__Requirements__
Reproduce every entry exactly and leave its pictures out.

Source records:
========================

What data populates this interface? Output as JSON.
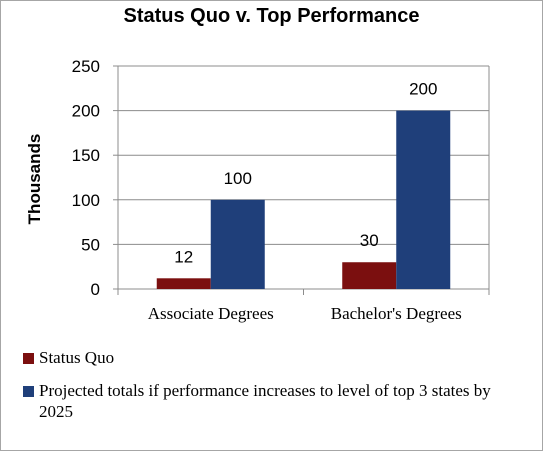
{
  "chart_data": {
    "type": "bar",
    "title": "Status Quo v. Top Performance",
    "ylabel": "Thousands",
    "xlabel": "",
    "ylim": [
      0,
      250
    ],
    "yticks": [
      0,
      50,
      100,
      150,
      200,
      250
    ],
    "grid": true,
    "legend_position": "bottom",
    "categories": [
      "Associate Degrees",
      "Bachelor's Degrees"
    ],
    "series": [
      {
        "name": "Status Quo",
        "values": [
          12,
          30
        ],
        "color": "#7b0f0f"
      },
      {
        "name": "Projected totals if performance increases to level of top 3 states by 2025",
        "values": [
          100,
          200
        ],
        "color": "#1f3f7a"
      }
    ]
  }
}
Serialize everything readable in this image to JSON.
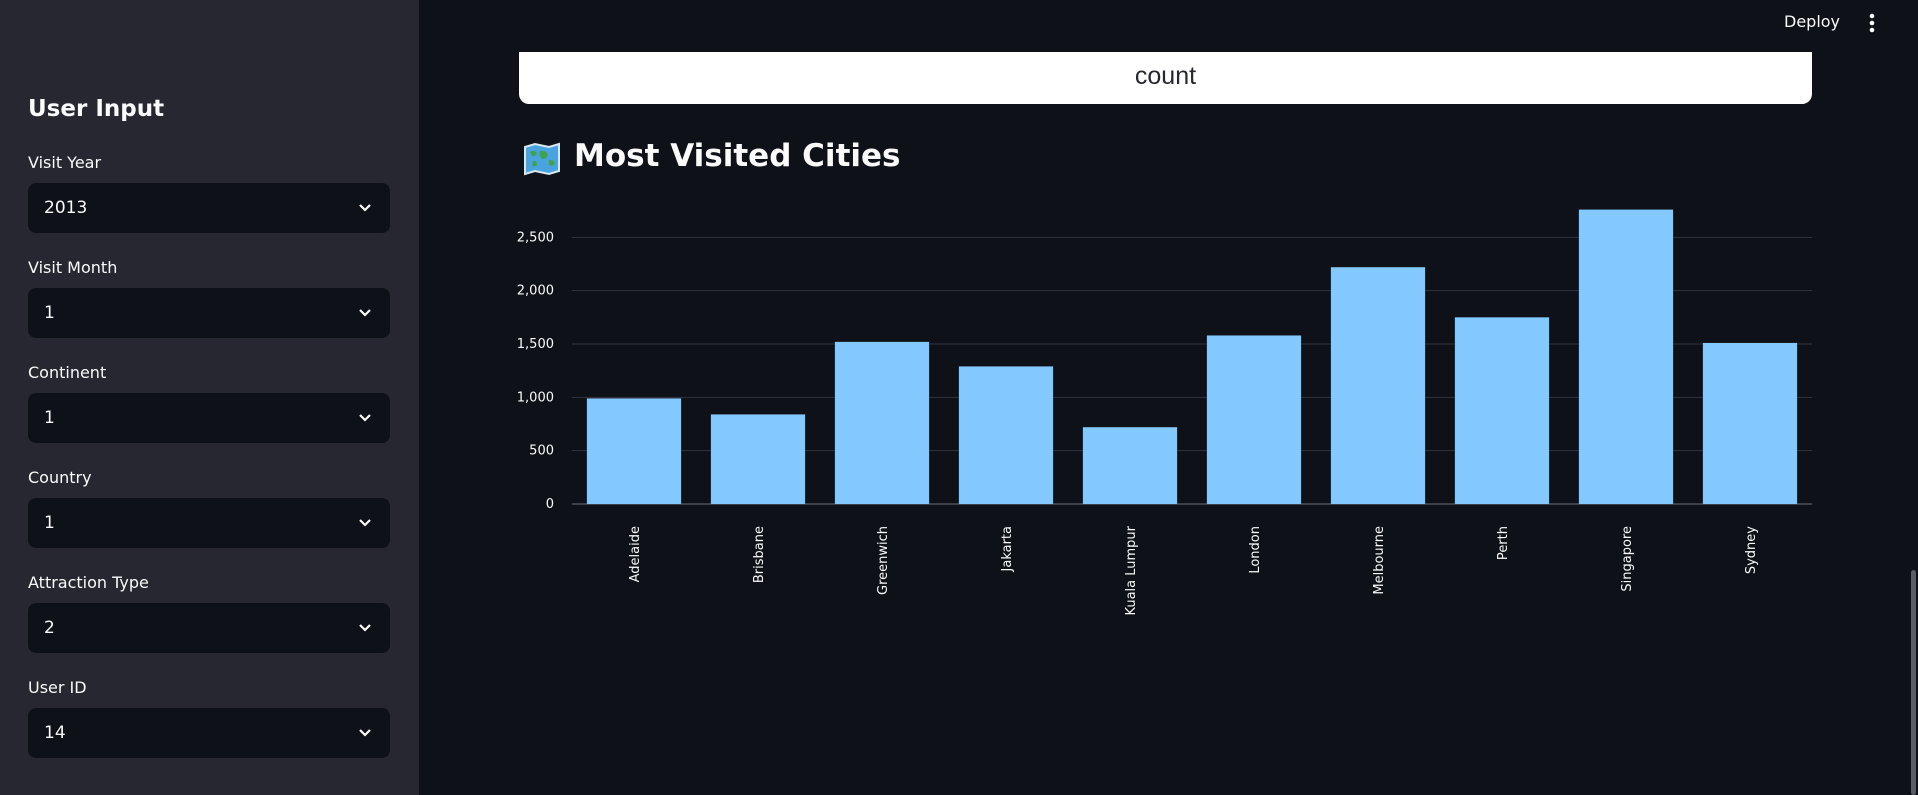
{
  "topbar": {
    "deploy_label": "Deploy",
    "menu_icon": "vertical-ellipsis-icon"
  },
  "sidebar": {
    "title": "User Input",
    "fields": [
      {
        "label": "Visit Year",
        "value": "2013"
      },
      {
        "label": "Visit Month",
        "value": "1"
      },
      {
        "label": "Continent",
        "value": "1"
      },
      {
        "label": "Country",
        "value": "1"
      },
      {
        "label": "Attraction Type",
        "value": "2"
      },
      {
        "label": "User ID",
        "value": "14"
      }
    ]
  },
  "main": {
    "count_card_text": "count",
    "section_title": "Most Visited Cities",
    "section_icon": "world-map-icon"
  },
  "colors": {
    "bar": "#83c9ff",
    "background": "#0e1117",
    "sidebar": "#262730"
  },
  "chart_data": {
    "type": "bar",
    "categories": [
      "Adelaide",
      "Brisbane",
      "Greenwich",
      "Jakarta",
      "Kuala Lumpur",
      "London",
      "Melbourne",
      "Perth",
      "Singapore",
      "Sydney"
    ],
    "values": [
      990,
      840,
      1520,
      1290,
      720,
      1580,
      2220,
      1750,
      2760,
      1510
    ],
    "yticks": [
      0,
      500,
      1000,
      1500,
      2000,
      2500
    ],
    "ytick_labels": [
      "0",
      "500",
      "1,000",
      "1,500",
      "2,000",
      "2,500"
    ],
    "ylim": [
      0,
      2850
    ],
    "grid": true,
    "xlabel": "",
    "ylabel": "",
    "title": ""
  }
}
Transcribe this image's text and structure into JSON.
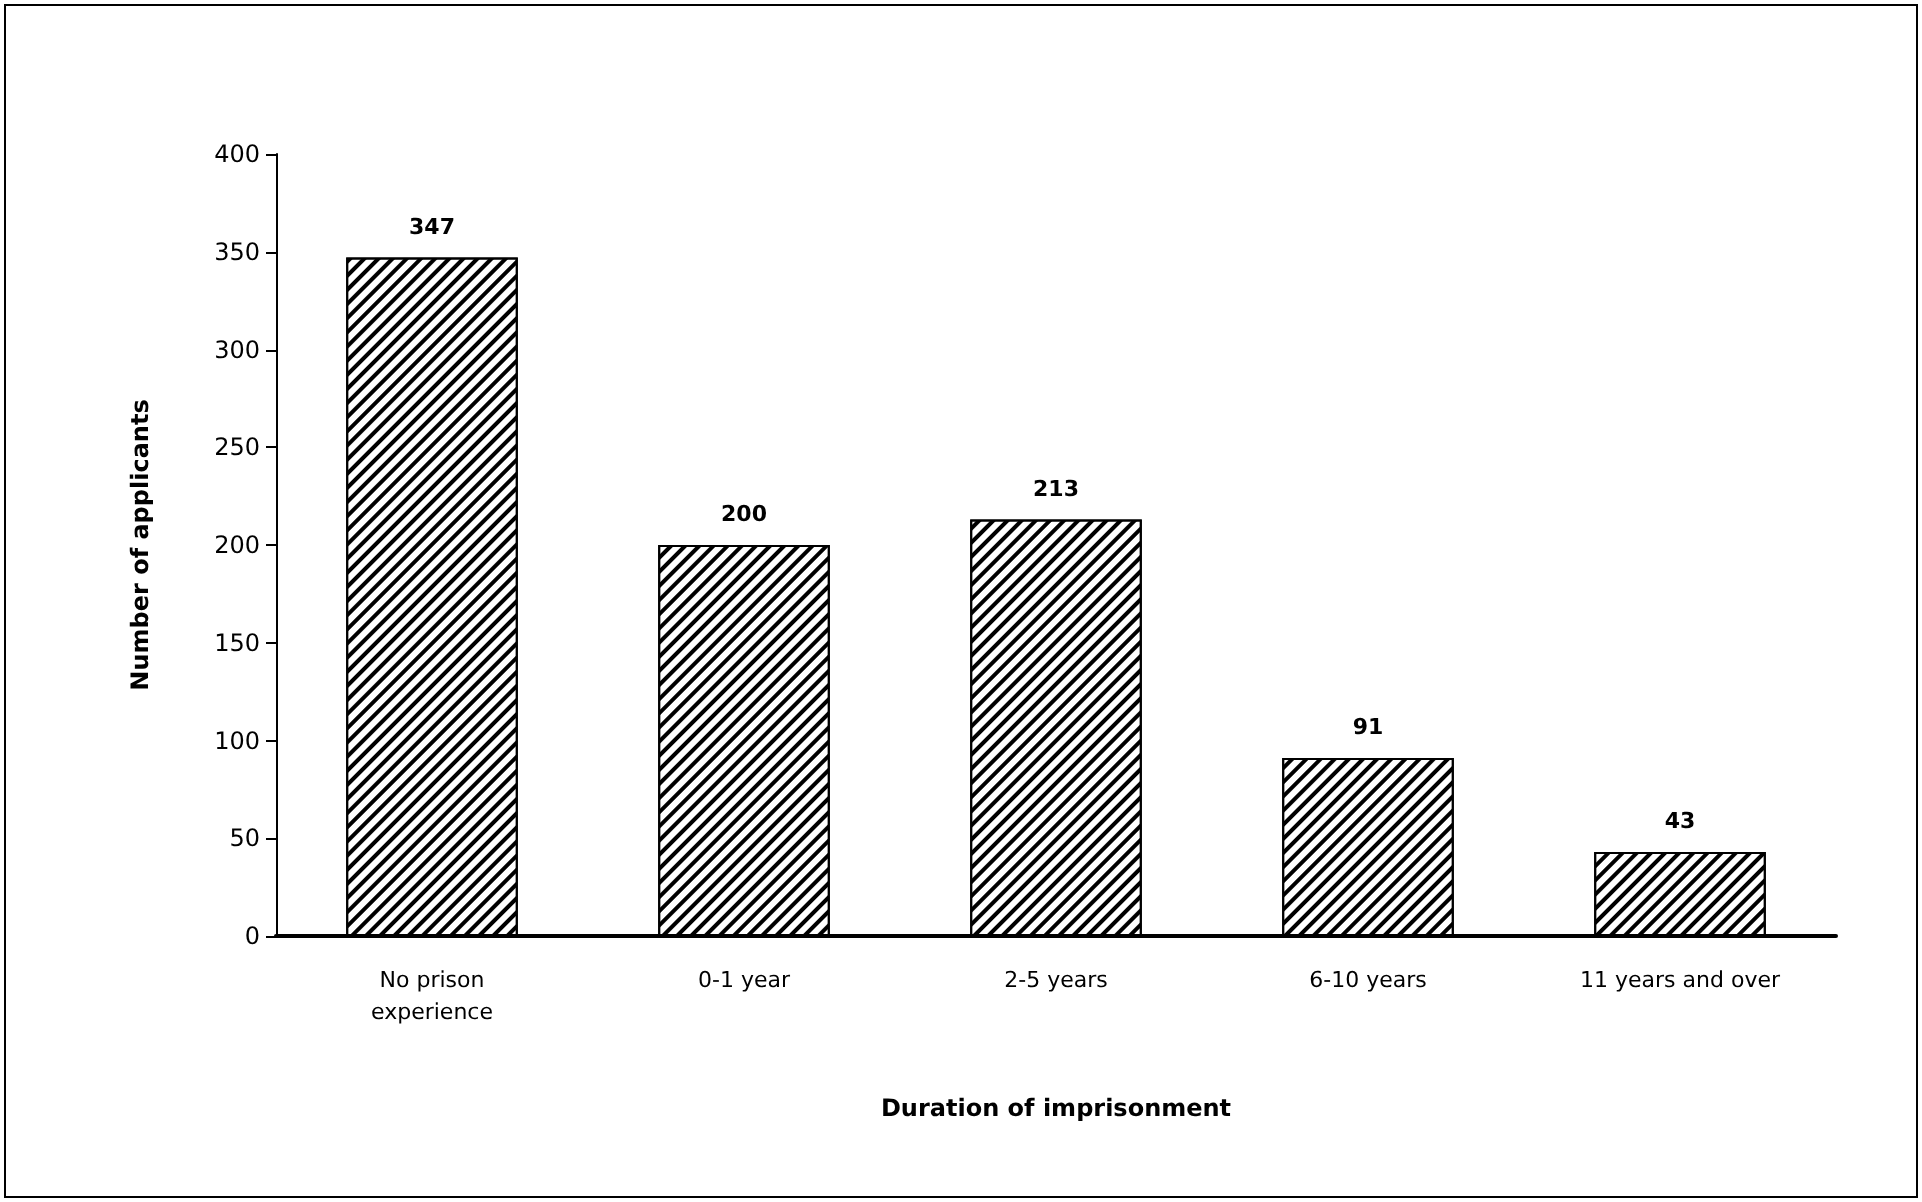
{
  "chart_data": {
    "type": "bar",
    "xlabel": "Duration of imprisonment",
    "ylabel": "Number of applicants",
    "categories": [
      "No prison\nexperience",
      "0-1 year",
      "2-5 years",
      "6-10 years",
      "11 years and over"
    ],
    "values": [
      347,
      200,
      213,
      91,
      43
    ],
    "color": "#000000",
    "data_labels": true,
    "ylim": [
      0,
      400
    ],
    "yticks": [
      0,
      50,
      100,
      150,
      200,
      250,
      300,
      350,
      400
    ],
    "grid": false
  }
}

========================

__Result for this task__
What data populates this interface? Output as JSON.
{
  "chart_data": {
    "type": "bar",
    "title": "Status Quo v. Top Performance",
    "ylabel": "Thousands",
    "xlabel": "",
    "ylim": [
      0,
      250
    ],
    "yticks": [
      0,
      50,
      100,
      150,
      200,
      250
    ],
    "grid": true,
    "legend_position": "bottom",
    "categories": [
      "Associate Degrees",
      "Bachelor's Degrees"
    ],
    "series": [
      {
        "name": "Status Quo",
        "values": [
          12,
          30
        ],
        "color": "#7b0f0f"
      },
      {
        "name": "Projected totals if performance increases to level of top 3 states by 2025",
        "values": [
          100,
          200
        ],
        "color": "#1f3f7a"
      }
    ]
  }
}
Serialize everything readable in this image to JSON.
{
  "topbar": {
    "deploy_label": "Deploy",
    "menu_icon": "vertical-ellipsis-icon"
  },
  "sidebar": {
    "title": "User Input",
    "fields": [
      {
        "label": "Visit Year",
        "value": "2013"
      },
      {
        "label": "Visit Month",
        "value": "1"
      },
      {
        "label": "Continent",
        "value": "1"
      },
      {
        "label": "Country",
        "value": "1"
      },
      {
        "label": "Attraction Type",
        "value": "2"
      },
      {
        "label": "User ID",
        "value": "14"
      }
    ]
  },
  "main": {
    "count_card_text": "count",
    "section_title": "Most Visited Cities",
    "section_icon": "world-map-icon"
  },
  "colors": {
    "bar": "#83c9ff",
    "background": "#0e1117",
    "sidebar": "#262730"
  },
  "chart_data": {
    "type": "bar",
    "categories": [
      "Adelaide",
      "Brisbane",
      "Greenwich",
      "Jakarta",
      "Kuala Lumpur",
      "London",
      "Melbourne",
      "Perth",
      "Singapore",
      "Sydney"
    ],
    "values": [
      990,
      840,
      1520,
      1290,
      720,
      1580,
      2220,
      1750,
      2760,
      1510
    ],
    "yticks": [
      0,
      500,
      1000,
      1500,
      2000,
      2500
    ],
    "ytick_labels": [
      "0",
      "500",
      "1,000",
      "1,500",
      "2,000",
      "2,500"
    ],
    "ylim": [
      0,
      2850
    ],
    "grid": true,
    "xlabel": "",
    "ylabel": "",
    "title": ""
  }
}
Transcribe this image's text and structure into JSON.
{
  "chart_data": {
    "type": "bar",
    "xlabel": "Duration of imprisonment",
    "ylabel": "Number of applicants",
    "categories": [
      "No prison\nexperience",
      "0-1 year",
      "2-5 years",
      "6-10 years",
      "11 years and over"
    ],
    "values": [
      347,
      200,
      213,
      91,
      43
    ],
    "color": "#000000",
    "data_labels": true,
    "ylim": [
      0,
      400
    ],
    "yticks": [
      0,
      50,
      100,
      150,
      200,
      250,
      300,
      350,
      400
    ],
    "grid": false
  }
}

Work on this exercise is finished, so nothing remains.